= What you have to do =
Pick out each line with the word "BIOS" from the material that follows.
....
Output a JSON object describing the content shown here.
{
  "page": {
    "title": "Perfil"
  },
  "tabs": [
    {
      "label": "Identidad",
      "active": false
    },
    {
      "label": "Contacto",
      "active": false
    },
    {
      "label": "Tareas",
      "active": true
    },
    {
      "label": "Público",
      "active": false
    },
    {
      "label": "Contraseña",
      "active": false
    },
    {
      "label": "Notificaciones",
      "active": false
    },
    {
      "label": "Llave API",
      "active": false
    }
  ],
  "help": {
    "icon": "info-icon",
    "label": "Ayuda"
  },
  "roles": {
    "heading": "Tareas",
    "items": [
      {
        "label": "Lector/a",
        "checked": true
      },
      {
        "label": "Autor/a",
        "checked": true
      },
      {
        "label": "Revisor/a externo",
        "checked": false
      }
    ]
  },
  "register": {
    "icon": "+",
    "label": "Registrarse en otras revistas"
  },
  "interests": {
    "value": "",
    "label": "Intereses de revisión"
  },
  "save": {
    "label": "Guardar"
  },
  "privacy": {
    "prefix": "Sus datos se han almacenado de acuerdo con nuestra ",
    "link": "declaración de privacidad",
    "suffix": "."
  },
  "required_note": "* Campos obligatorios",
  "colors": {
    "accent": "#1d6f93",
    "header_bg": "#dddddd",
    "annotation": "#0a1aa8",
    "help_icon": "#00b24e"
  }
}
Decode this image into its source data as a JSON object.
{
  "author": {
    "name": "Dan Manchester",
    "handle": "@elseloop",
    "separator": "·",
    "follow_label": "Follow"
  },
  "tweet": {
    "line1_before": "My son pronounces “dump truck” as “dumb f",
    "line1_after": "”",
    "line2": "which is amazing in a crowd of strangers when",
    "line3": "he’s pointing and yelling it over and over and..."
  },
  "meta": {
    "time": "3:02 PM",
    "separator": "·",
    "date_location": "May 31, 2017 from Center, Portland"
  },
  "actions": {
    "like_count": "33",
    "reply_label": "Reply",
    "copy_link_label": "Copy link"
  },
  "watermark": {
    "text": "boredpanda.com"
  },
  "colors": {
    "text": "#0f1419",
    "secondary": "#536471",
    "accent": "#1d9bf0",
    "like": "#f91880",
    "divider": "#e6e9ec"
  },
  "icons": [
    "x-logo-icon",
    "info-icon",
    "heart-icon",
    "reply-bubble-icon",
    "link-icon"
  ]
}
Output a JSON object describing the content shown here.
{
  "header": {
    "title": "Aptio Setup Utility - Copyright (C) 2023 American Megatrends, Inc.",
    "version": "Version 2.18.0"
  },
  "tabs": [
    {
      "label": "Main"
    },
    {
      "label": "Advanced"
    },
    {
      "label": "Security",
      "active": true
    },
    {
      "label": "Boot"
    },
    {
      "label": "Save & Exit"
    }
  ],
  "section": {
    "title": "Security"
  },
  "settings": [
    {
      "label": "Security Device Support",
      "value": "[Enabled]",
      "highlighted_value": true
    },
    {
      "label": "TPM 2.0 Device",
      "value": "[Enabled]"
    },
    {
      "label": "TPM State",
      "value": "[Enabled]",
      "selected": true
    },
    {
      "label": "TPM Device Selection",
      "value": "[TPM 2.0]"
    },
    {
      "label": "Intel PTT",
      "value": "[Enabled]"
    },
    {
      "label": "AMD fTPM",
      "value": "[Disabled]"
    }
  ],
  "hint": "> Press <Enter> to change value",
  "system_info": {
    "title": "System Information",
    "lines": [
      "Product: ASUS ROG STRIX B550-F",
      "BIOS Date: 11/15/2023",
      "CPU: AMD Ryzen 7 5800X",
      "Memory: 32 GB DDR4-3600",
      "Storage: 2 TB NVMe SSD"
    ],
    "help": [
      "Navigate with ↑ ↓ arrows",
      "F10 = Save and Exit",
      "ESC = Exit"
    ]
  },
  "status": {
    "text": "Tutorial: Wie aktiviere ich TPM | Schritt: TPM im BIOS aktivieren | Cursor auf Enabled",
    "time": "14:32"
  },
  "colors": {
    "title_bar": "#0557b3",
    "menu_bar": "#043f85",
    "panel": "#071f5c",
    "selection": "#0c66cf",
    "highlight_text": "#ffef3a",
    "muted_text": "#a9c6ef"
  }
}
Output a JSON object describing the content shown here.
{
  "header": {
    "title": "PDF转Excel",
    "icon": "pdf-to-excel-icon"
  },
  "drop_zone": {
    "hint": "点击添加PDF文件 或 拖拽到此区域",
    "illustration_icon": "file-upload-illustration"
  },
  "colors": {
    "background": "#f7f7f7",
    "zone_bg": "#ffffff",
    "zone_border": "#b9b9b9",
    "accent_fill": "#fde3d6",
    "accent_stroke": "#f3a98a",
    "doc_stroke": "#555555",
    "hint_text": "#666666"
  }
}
....
= Written answer =
      "BIOS Date: 11/15/2023",
    "text": "Tutorial: Wie aktiviere ich TPM | Schritt: TPM im BIOS aktivieren | Cursor auf Enabled",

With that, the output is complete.